Stored records:
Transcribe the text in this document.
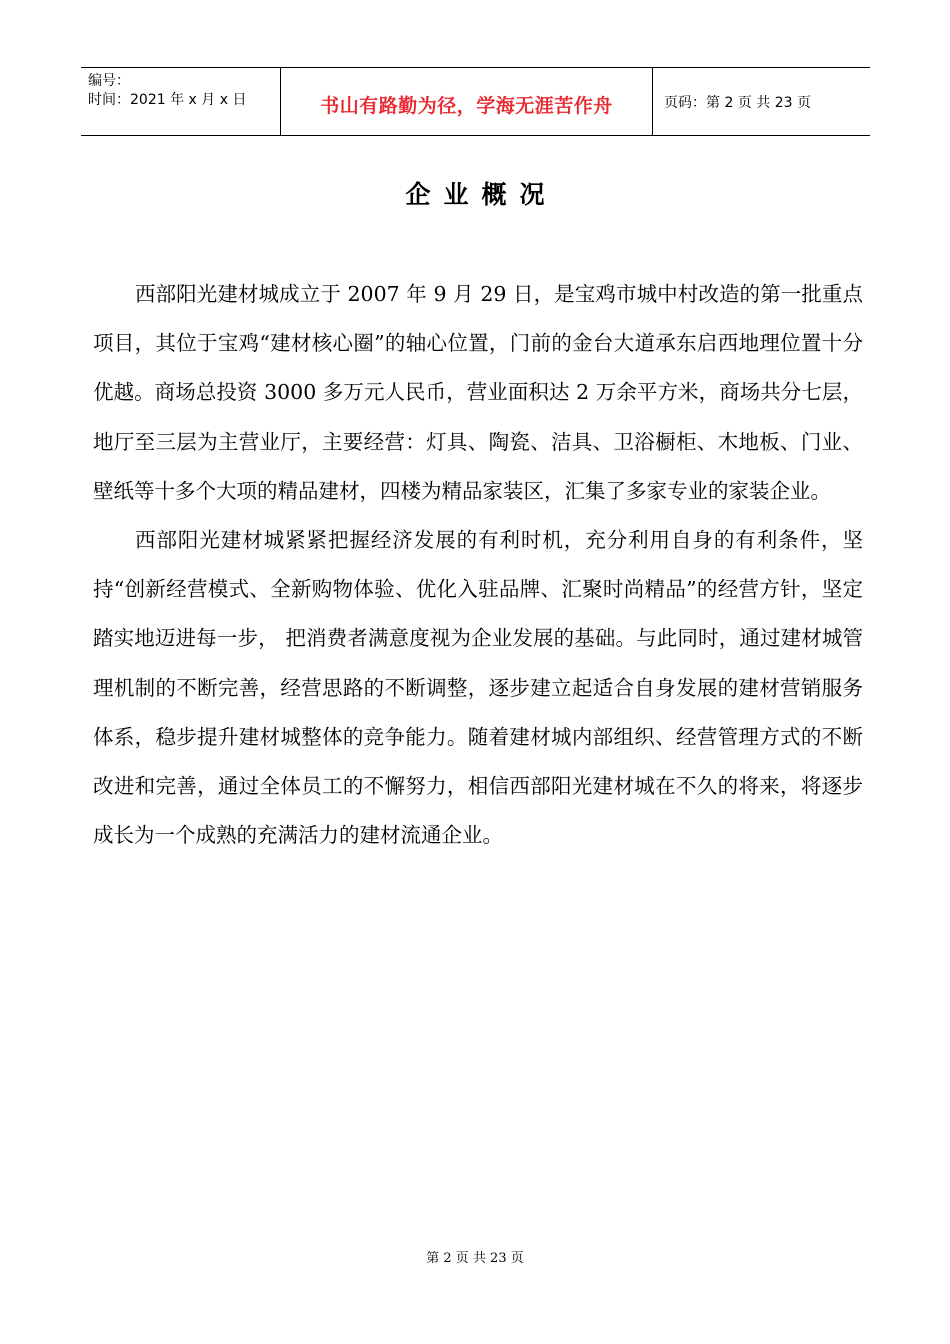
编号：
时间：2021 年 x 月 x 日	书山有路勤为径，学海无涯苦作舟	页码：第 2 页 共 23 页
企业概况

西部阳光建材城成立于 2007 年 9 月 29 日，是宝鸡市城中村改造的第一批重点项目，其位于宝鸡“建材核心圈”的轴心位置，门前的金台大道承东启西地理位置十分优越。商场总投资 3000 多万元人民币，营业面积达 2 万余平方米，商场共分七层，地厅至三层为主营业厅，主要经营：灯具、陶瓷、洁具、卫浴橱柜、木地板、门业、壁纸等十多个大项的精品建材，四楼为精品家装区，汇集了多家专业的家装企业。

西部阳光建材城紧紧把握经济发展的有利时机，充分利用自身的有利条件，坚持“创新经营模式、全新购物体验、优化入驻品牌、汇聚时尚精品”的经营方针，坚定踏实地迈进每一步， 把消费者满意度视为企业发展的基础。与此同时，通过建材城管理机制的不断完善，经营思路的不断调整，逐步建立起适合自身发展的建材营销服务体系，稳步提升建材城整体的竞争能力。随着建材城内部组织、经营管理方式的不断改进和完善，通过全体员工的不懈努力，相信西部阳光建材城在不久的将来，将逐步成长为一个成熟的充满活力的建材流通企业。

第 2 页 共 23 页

Directive: Skip the pictures and print each record exactly as it stands.

Written response:
Transcribe the text in this document.
编号：
时间：2021 年 x 月 x 日	书山有路勤为径，学海无涯苦作舟	页码：第 2 页 共 23 页
企业概况

西部阳光建材城成立于 2007 年 9 月 29 日，是宝鸡市城中村改造的第一批重点项目，其位于宝鸡“建材核心圈”的轴心位置，门前的金台大道承东启西地理位置十分优越。商场总投资 3000 多万元人民币，营业面积达 2 万余平方米，商场共分七层，地厅至三层为主营业厅，主要经营：灯具、陶瓷、洁具、卫浴橱柜、木地板、门业、壁纸等十多个大项的精品建材，四楼为精品家装区，汇集了多家专业的家装企业。

西部阳光建材城紧紧把握经济发展的有利时机，充分利用自身的有利条件，坚持“创新经营模式、全新购物体验、优化入驻品牌、汇聚时尚精品”的经营方针，坚定踏实地迈进每一步， 把消费者满意度视为企业发展的基础。与此同时，通过建材城管理机制的不断完善，经营思路的不断调整，逐步建立起适合自身发展的建材营销服务体系，稳步提升建材城整体的竞争能力。随着建材城内部组织、经营管理方式的不断改进和完善，通过全体员工的不懈努力，相信西部阳光建材城在不久的将来，将逐步成长为一个成熟的充满活力的建材流通企业。

第 2 页 共 23 页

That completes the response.